What you have to do →
Copy out each line that has "Sector" in it.

Collected data →
● ● ● ● ● ● ●

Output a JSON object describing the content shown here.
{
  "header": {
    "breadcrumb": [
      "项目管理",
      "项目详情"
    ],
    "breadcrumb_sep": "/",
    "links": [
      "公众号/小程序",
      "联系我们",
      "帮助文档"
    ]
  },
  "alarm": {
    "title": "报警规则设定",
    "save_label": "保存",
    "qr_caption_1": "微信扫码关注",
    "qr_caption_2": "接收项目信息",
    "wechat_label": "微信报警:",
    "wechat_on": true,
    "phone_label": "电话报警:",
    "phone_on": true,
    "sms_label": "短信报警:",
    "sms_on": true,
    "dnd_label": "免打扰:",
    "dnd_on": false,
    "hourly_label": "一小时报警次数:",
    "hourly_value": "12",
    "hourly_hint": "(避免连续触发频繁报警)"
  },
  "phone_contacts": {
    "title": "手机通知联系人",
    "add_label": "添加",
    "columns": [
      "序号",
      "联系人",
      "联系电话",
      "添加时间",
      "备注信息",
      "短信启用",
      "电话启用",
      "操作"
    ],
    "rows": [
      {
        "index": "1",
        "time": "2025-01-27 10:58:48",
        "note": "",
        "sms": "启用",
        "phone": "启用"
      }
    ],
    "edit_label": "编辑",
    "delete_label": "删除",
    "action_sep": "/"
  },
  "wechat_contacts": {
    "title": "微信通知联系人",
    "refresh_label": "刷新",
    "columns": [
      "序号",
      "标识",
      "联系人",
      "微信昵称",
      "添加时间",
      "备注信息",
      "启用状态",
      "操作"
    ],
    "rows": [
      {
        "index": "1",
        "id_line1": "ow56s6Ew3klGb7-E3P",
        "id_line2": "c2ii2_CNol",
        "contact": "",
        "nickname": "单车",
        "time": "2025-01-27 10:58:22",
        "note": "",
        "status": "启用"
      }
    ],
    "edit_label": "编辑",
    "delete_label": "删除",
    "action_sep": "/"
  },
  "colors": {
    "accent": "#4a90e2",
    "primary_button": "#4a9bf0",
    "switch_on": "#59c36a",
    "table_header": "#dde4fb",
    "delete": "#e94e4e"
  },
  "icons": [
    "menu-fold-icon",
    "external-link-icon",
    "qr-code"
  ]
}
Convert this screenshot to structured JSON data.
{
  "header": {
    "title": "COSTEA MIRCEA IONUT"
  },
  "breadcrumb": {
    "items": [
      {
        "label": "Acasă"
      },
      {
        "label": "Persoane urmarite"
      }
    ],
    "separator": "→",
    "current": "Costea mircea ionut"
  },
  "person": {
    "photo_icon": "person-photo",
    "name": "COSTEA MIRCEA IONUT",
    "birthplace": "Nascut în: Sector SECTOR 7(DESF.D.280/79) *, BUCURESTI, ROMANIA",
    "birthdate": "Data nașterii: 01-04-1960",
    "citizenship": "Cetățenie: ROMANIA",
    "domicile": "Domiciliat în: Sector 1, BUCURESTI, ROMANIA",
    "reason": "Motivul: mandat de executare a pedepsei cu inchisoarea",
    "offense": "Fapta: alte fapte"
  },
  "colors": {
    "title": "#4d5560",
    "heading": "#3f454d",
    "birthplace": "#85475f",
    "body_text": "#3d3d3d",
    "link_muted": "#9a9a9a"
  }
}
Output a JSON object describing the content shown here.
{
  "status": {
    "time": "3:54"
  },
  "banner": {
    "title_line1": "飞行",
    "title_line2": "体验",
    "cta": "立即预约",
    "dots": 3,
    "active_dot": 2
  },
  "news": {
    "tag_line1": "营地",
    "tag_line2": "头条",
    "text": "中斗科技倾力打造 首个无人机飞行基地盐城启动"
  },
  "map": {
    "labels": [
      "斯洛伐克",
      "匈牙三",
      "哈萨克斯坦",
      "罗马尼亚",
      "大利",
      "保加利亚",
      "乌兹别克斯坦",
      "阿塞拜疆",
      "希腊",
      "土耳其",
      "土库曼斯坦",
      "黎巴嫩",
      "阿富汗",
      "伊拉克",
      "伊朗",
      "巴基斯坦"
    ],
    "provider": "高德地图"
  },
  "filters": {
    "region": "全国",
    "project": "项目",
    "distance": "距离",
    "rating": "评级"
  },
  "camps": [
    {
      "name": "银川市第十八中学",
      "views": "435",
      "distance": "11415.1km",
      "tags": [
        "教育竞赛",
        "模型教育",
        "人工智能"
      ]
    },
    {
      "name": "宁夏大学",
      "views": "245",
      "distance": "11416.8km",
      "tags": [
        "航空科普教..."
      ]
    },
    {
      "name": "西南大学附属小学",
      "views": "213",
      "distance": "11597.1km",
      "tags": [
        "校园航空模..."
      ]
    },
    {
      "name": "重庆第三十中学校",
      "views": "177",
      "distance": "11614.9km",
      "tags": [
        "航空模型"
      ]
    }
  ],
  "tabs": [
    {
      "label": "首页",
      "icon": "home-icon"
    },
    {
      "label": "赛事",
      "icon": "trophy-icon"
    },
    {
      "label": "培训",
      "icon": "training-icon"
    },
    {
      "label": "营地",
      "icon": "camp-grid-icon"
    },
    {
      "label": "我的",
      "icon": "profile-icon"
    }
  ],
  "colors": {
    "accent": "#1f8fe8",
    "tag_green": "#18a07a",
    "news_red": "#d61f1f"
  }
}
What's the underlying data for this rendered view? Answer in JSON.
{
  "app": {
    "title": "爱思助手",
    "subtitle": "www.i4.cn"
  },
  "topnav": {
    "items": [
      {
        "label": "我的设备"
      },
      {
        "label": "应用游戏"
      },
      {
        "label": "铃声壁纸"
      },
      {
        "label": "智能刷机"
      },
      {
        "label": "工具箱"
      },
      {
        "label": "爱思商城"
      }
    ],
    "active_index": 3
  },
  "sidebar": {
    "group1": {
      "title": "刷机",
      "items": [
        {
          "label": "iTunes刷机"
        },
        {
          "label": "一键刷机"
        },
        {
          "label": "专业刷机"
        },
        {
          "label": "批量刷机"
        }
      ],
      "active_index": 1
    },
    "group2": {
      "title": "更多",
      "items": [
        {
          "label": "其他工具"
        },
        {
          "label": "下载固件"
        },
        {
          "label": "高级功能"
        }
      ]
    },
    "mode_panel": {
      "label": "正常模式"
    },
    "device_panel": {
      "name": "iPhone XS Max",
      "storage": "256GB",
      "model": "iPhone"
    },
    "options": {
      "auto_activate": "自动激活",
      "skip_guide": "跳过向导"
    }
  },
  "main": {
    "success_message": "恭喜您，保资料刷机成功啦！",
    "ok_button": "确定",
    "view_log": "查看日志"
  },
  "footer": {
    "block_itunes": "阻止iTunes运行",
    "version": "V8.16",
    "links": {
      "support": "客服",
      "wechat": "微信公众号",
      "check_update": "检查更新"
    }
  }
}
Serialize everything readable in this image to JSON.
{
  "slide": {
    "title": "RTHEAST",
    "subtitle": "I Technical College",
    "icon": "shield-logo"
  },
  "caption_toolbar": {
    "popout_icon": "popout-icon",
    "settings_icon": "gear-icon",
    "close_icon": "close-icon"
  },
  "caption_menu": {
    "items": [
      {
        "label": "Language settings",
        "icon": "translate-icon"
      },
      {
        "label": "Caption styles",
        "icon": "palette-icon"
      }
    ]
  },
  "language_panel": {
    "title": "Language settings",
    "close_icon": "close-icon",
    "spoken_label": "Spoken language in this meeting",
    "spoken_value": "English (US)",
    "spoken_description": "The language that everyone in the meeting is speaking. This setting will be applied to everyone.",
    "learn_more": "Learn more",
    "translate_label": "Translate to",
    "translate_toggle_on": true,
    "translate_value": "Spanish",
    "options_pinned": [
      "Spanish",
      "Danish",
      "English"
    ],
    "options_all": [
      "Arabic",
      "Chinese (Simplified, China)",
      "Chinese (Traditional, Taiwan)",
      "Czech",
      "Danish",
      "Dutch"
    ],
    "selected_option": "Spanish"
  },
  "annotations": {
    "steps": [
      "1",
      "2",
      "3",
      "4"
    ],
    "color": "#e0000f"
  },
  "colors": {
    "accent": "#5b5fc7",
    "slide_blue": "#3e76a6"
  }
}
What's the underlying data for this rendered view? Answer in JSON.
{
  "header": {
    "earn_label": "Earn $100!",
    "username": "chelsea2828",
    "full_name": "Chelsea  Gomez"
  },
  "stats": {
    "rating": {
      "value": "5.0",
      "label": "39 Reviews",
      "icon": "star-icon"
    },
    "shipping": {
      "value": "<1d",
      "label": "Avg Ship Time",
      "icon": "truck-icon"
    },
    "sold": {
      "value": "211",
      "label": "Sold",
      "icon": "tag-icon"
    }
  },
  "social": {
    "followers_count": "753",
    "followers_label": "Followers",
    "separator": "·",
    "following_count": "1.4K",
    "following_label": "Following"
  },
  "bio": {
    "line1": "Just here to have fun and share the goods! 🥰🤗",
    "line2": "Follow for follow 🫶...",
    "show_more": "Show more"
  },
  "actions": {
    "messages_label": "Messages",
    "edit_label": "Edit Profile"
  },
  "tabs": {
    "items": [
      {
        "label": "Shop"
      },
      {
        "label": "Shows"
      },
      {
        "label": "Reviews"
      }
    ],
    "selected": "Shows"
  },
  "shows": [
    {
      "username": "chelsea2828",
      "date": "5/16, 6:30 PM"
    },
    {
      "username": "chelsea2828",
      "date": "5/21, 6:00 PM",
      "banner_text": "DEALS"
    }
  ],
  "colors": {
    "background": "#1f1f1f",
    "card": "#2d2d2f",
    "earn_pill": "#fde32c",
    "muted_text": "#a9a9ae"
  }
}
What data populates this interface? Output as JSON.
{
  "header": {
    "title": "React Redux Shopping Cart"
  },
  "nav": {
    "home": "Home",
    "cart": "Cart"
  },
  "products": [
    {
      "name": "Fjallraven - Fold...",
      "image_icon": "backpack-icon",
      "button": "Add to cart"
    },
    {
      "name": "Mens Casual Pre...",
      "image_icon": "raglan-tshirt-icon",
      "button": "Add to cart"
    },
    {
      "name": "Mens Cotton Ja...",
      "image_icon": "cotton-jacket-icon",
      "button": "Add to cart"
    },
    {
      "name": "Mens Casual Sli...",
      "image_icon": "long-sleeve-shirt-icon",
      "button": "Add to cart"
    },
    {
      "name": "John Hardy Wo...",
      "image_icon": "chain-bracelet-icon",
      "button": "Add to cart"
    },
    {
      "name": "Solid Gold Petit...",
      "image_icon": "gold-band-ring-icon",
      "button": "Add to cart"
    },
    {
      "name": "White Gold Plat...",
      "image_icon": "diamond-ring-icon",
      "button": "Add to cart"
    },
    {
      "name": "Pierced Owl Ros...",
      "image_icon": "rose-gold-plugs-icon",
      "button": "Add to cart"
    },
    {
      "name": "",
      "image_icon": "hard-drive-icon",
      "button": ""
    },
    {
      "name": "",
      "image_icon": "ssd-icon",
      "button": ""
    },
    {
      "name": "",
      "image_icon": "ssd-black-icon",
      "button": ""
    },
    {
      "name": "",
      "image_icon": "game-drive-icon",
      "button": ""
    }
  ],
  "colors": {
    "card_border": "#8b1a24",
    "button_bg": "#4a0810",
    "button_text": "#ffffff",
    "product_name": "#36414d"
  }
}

● ● ● ● ● ● ●

Output →
    "birthplace": "Nascut în: Sector SECTOR 7(DESF.D.280/79) *, BUCURESTI, ROMANIA",
    "domicile": "Domiciliat în: Sector 1, BUCURESTI, ROMANIA",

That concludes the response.